**GIVEN REQUEST:** In the gay marriage essay below, list every religion it names by name, each with the number of "flavours" it gives for that religion.

The Controversial One Where I Talk About Gay Marriage
Like many people I sit in the apex of this discussion. We're Christians, from very conservative backgrounds, who consider ourselves to be conservative. But we also have myriad close friends, family members and professional role models who are gay, lesbian or transgendered. We all do a lot of personal questioning and prayer about this issue. It's not one we tend to treat with any degree of blaise.
From my particular point of view I think I can safely say that in all the talk of pro- and anti-gay marriage, most people seem to be talking around the most sensitive part of this issue for a lot of Christians. That's what I'm going to lay out there.
For all the talk of the sanctity of marriage and it's role as a foundation for society, we've done a poor job of walking the talk over the last seventy-five years. The United States in the wake of World War II has been rapidly evolving socially and culturally as well as technologically. It should be abundantly clear to anyone studying the nature of the country that there are about 50 flavours of Christian, about 5 flavours of Jews, several flavours of Muslim, various other religions and those who are wholly secular. "Marriage" is something slightly different to each and every one of those people. Already, many Christians are endorsing the idea of Covenant Marriage as a sort of divorce reform. This is a type of marriage with a religious basis that requires additional counseling to institute and is harder to dissolve with divorce. It's been a way for many people to say "we want to marry according to our beliefs, rules and traditions. What the state offers is not in keeping with our religiocultural definitions of marital union."

**SUPPLIED DATA:**
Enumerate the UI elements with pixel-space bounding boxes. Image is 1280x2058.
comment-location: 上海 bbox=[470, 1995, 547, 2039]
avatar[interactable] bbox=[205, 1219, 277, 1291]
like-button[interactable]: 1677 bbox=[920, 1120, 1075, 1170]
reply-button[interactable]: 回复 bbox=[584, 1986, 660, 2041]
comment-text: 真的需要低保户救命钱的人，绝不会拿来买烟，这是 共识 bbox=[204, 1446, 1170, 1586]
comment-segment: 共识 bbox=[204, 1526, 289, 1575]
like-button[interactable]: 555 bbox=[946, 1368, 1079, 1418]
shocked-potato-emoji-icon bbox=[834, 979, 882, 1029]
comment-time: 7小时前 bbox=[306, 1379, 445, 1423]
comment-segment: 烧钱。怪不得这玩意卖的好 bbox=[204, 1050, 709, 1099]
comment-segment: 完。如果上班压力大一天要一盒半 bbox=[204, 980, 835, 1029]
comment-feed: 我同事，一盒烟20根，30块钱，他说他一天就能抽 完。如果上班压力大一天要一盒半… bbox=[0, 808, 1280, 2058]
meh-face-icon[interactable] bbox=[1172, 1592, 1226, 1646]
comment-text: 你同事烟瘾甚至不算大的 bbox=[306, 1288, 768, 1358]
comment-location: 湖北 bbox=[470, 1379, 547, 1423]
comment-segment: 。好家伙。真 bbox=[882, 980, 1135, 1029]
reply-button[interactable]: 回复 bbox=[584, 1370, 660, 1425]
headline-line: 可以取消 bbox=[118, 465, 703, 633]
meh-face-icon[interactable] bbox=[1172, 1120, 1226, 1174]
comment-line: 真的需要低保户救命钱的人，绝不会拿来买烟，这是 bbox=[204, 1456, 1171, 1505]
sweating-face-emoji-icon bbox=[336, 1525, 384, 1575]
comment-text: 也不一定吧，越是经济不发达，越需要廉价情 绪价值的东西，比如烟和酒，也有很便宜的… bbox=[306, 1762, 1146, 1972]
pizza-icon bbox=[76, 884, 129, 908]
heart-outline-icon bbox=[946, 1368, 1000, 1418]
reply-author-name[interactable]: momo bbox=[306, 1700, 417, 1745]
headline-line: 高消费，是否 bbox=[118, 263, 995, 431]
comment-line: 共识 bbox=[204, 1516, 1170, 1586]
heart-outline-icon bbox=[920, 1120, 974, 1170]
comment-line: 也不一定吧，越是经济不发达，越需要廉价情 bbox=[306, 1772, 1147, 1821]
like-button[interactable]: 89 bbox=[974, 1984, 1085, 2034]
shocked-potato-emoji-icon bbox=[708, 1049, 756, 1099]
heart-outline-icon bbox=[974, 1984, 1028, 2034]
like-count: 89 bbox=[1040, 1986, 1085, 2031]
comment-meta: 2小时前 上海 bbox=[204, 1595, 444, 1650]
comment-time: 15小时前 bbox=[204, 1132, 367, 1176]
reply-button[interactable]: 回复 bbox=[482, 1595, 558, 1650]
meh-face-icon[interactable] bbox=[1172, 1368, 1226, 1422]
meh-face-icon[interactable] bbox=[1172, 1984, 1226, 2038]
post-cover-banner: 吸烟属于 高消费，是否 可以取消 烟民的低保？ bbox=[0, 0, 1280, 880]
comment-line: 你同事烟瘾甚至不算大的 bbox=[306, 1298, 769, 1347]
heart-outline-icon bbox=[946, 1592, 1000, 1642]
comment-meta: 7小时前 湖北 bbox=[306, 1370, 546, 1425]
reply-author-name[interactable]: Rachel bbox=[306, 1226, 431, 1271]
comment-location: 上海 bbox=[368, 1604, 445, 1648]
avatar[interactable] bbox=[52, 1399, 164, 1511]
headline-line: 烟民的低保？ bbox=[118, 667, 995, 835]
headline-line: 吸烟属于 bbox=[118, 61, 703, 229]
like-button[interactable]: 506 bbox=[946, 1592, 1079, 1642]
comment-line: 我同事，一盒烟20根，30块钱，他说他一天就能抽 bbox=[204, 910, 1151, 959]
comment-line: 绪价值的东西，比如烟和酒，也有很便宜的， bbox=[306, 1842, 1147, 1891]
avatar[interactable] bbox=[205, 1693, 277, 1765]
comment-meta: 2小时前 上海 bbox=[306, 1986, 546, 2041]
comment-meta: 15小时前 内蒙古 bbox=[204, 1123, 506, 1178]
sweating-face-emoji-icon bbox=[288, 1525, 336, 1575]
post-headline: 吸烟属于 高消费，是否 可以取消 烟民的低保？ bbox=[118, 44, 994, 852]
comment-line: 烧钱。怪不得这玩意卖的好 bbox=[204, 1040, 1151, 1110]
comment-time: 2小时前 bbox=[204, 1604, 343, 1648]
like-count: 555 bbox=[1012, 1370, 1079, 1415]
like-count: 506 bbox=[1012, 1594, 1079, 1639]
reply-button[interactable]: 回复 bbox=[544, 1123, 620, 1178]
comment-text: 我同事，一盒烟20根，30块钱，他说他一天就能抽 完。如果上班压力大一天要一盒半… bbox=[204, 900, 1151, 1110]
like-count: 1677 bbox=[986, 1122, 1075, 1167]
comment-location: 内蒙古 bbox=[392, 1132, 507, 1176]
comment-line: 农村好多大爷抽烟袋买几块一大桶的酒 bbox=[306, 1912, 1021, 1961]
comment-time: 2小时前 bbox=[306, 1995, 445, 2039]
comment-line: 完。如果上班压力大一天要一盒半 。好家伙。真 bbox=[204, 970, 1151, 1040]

**ANSWER TO THE EXERCISE:**
- Christian: about 50
- Jews: about 5
- Muslim: several